:: WHAT TO WORK ON ::
The records below are to be quoted in full; please keep every word exact.

:: DATA PROVIDED ::
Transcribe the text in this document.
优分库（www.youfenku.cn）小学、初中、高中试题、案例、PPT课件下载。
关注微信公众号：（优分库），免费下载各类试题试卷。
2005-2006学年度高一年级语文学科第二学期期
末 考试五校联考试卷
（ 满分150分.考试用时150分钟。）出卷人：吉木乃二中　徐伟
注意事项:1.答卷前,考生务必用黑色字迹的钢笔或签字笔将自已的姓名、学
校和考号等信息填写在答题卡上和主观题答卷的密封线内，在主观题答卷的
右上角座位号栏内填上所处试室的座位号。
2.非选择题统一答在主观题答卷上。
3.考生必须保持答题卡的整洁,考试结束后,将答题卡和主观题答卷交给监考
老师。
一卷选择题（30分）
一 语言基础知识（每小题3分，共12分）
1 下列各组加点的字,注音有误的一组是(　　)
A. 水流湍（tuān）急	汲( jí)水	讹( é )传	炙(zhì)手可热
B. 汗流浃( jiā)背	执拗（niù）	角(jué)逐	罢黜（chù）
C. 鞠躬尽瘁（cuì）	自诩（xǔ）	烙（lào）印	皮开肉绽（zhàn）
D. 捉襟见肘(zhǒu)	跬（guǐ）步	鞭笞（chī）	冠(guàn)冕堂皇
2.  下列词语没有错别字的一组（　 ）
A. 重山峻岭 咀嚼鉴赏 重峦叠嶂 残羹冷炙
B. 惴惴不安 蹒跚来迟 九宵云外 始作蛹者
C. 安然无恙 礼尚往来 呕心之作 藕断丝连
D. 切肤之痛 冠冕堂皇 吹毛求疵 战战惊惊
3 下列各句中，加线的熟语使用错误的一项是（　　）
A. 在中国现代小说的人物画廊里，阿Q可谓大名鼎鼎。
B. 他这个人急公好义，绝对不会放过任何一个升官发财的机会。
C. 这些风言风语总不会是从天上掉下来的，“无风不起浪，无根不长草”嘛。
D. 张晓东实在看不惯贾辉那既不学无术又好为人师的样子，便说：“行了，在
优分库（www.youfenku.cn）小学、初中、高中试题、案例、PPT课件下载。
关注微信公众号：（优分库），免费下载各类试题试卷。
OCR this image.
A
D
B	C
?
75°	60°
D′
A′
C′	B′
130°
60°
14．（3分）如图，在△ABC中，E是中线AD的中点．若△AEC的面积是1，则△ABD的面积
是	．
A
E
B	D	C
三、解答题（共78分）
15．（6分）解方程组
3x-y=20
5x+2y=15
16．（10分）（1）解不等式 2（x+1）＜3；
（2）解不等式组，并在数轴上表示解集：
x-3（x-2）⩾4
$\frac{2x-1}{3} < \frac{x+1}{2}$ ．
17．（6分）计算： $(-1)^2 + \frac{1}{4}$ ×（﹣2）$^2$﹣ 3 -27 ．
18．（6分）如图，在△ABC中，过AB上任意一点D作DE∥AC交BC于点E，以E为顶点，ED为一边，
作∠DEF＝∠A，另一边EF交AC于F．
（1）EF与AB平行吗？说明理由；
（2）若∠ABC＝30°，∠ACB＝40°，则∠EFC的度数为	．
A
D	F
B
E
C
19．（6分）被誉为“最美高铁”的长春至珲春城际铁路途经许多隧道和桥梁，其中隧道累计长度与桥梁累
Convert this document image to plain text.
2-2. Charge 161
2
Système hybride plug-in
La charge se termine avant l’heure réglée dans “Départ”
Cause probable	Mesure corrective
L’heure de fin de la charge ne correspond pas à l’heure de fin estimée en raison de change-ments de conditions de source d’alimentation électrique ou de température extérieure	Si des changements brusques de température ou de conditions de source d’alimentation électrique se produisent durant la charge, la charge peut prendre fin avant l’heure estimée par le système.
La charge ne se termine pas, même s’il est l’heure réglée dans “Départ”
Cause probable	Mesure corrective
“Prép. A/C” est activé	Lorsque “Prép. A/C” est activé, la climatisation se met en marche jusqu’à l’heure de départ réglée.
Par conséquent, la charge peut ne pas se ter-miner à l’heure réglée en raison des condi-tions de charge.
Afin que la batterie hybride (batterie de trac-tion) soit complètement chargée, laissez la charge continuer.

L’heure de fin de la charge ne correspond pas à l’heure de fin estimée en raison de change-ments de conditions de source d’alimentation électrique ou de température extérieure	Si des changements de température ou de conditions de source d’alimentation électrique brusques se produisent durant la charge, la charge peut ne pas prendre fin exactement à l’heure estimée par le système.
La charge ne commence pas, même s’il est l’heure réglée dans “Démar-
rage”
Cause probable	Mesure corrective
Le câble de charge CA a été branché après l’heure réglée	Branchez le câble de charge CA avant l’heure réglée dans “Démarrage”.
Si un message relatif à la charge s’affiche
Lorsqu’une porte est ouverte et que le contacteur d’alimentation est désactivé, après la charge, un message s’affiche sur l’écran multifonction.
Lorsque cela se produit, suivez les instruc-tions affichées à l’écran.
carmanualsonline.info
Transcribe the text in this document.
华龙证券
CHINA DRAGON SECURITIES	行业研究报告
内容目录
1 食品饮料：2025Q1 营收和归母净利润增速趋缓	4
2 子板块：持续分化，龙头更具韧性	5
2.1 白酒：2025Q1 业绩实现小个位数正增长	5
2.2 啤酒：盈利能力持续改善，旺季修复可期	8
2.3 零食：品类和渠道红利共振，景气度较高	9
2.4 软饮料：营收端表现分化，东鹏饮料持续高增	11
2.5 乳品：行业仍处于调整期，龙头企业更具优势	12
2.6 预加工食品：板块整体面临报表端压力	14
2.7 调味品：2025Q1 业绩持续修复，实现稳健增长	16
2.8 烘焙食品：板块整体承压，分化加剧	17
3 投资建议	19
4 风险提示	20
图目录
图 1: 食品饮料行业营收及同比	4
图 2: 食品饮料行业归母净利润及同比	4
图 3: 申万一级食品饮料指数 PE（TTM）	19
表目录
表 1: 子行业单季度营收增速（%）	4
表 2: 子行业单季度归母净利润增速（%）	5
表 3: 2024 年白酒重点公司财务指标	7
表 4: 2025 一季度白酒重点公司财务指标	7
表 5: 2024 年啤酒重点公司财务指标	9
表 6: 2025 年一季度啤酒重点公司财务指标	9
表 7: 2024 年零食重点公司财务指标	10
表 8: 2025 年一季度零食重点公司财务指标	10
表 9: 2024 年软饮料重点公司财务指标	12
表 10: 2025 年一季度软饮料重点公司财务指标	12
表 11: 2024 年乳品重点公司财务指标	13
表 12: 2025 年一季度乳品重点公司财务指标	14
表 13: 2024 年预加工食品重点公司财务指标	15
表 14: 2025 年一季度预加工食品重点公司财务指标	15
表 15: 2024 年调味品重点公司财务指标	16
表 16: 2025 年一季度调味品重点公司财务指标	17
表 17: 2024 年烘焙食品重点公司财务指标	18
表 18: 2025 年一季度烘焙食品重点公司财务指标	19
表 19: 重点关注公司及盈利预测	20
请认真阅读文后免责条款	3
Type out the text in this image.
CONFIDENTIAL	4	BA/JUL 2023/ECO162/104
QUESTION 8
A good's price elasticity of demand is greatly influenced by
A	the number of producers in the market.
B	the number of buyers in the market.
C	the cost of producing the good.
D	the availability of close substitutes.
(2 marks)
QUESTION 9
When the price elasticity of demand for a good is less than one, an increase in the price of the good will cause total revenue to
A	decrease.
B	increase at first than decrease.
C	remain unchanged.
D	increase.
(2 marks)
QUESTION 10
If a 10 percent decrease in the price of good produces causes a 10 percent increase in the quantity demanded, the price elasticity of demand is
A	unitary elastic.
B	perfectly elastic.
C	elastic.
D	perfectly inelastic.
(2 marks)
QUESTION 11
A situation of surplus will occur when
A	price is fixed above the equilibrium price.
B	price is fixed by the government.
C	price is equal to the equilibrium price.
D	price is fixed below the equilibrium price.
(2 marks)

:: RIGHT ANSWER ::
Transcribe the text in this document.
优分库（www.youfenku.cn）小学、初中、高中试题、案例、PPT课件下载。
关注微信公众号：（优分库），免费下载各类试题试卷。
2005-2006学年度高一年级语文学科第二学期期
末 考试五校联考试卷
（ 满分150分.考试用时150分钟。）出卷人：吉木乃二中　徐伟
注意事项:1.答卷前,考生务必用黑色字迹的钢笔或签字笔将自已的姓名、学
校和考号等信息填写在答题卡上和主观题答卷的密封线内，在主观题答卷的
右上角座位号栏内填上所处试室的座位号。
2.非选择题统一答在主观题答卷上。
3.考生必须保持答题卡的整洁,考试结束后,将答题卡和主观题答卷交给监考
老师。
一卷选择题（30分）
一 语言基础知识（每小题3分，共12分）
1 下列各组加点的字,注音有误的一组是(　　)
A. 水流湍（tuān）急	汲( jí)水	讹( é )传	炙(zhì)手可热
B. 汗流浃( jiā)背	执拗（niù）	角(jué)逐	罢黜（chù）
C. 鞠躬尽瘁（cuì）	自诩（xǔ）	烙（lào）印	皮开肉绽（zhàn）
D. 捉襟见肘(zhǒu)	跬（guǐ）步	鞭笞（chī）	冠(guàn)冕堂皇
2.  下列词语没有错别字的一组（　 ）
A. 重山峻岭 咀嚼鉴赏 重峦叠嶂 残羹冷炙
B. 惴惴不安 蹒跚来迟 九宵云外 始作蛹者
C. 安然无恙 礼尚往来 呕心之作 藕断丝连
D. 切肤之痛 冠冕堂皇 吹毛求疵 战战惊惊
3 下列各句中，加线的熟语使用错误的一项是（　　）
A. 在中国现代小说的人物画廊里，阿Q可谓大名鼎鼎。
B. 他这个人急公好义，绝对不会放过任何一个升官发财的机会。
C. 这些风言风语总不会是从天上掉下来的，“无风不起浪，无根不长草”嘛。
D. 张晓东实在看不惯贾辉那既不学无术又好为人师的样子，便说：“行了，在
优分库（www.youfenku.cn）小学、初中、高中试题、案例、PPT课件下载。
关注微信公众号：（优分库），免费下载各类试题试卷。
OCR this image.
A
D
B	C
?
75°	60°
D′
A′
C′	B′
130°
60°
14．（3分）如图，在△ABC中，E是中线AD的中点．若△AEC的面积是1，则△ABD的面积
是	．
A
E
B	D	C
三、解答题（共78分）
15．（6分）解方程组
3x-y=20
5x+2y=15
16．（10分）（1）解不等式 2（x+1）＜3；
（2）解不等式组，并在数轴上表示解集：
x-3（x-2）⩾4
$\frac{2x-1}{3} < \frac{x+1}{2}$ ．
17．（6分）计算： $(-1)^2 + \frac{1}{4}$ ×（﹣2）$^2$﹣ 3 -27 ．
18．（6分）如图，在△ABC中，过AB上任意一点D作DE∥AC交BC于点E，以E为顶点，ED为一边，
作∠DEF＝∠A，另一边EF交AC于F．
（1）EF与AB平行吗？说明理由；
（2）若∠ABC＝30°，∠ACB＝40°，则∠EFC的度数为	．
A
D	F
B
E
C
19．（6分）被誉为“最美高铁”的长春至珲春城际铁路途经许多隧道和桥梁，其中隧道累计长度与桥梁累
Convert this document image to plain text.
2-2. Charge 161
2
Système hybride plug-in
La charge se termine avant l’heure réglée dans “Départ”
Cause probable	Mesure corrective
L’heure de fin de la charge ne correspond pas à l’heure de fin estimée en raison de change-ments de conditions de source d’alimentation électrique ou de température extérieure	Si des changements brusques de température ou de conditions de source d’alimentation électrique se produisent durant la charge, la charge peut prendre fin avant l’heure estimée par le système.
La charge ne se termine pas, même s’il est l’heure réglée dans “Départ”
Cause probable	Mesure corrective
“Prép. A/C” est activé	Lorsque “Prép. A/C” est activé, la climatisation se met en marche jusqu’à l’heure de départ réglée.
Par conséquent, la charge peut ne pas se ter-miner à l’heure réglée en raison des condi-tions de charge.
Afin que la batterie hybride (batterie de trac-tion) soit complètement chargée, laissez la charge continuer.

L’heure de fin de la charge ne correspond pas à l’heure de fin estimée en raison de change-ments de conditions de source d’alimentation électrique ou de température extérieure	Si des changements de température ou de conditions de source d’alimentation électrique brusques se produisent durant la charge, la charge peut ne pas prendre fin exactement à l’heure estimée par le système.
La charge ne commence pas, même s’il est l’heure réglée dans “Démar-
rage”
Cause probable	Mesure corrective
Le câble de charge CA a été branché après l’heure réglée	Branchez le câble de charge CA avant l’heure réglée dans “Démarrage”.
Si un message relatif à la charge s’affiche
Lorsqu’une porte est ouverte et que le contacteur d’alimentation est désactivé, après la charge, un message s’affiche sur l’écran multifonction.
Lorsque cela se produit, suivez les instruc-tions affichées à l’écran.
carmanualsonline.info
Transcribe the text in this document.
华龙证券
CHINA DRAGON SECURITIES	行业研究报告
内容目录
1 食品饮料：2025Q1 营收和归母净利润增速趋缓	4
2 子板块：持续分化，龙头更具韧性	5
2.1 白酒：2025Q1 业绩实现小个位数正增长	5
2.2 啤酒：盈利能力持续改善，旺季修复可期	8
2.3 零食：品类和渠道红利共振，景气度较高	9
2.4 软饮料：营收端表现分化，东鹏饮料持续高增	11
2.5 乳品：行业仍处于调整期，龙头企业更具优势	12
2.6 预加工食品：板块整体面临报表端压力	14
2.7 调味品：2025Q1 业绩持续修复，实现稳健增长	16
2.8 烘焙食品：板块整体承压，分化加剧	17
3 投资建议	19
4 风险提示	20
图目录
图 1: 食品饮料行业营收及同比	4
图 2: 食品饮料行业归母净利润及同比	4
图 3: 申万一级食品饮料指数 PE（TTM）	19
表目录
表 1: 子行业单季度营收增速（%）	4
表 2: 子行业单季度归母净利润增速（%）	5
表 3: 2024 年白酒重点公司财务指标	7
表 4: 2025 一季度白酒重点公司财务指标	7
表 5: 2024 年啤酒重点公司财务指标	9
表 6: 2025 年一季度啤酒重点公司财务指标	9
表 7: 2024 年零食重点公司财务指标	10
表 8: 2025 年一季度零食重点公司财务指标	10
表 9: 2024 年软饮料重点公司财务指标	12
表 10: 2025 年一季度软饮料重点公司财务指标	12
表 11: 2024 年乳品重点公司财务指标	13
表 12: 2025 年一季度乳品重点公司财务指标	14
表 13: 2024 年预加工食品重点公司财务指标	15
表 14: 2025 年一季度预加工食品重点公司财务指标	15
表 15: 2024 年调味品重点公司财务指标	16
表 16: 2025 年一季度调味品重点公司财务指标	17
表 17: 2024 年烘焙食品重点公司财务指标	18
表 18: 2025 年一季度烘焙食品重点公司财务指标	19
表 19: 重点关注公司及盈利预测	20
请认真阅读文后免责条款	3
Type out the text in this image.
CONFIDENTIAL	4	BA/JUL 2023/ECO162/104
QUESTION 8
A good's price elasticity of demand is greatly influenced by
A	the number of producers in the market.
B	the number of buyers in the market.
C	the cost of producing the good.
D	the availability of close substitutes.
(2 marks)
QUESTION 9
When the price elasticity of demand for a good is less than one, an increase in the price of the good will cause total revenue to
A	decrease.
B	increase at first than decrease.
C	remain unchanged.
D	increase.
(2 marks)
QUESTION 10
If a 10 percent decrease in the price of good produces causes a 10 percent increase in the quantity demanded, the price elasticity of demand is
A	unitary elastic.
B	perfectly elastic.
C	elastic.
D	perfectly inelastic.
(2 marks)
QUESTION 11
A situation of surplus will occur when
A	price is fixed above the equilibrium price.
B	price is fixed by the government.
C	price is equal to the equilibrium price.
D	price is fixed below the equilibrium price.
(2 marks)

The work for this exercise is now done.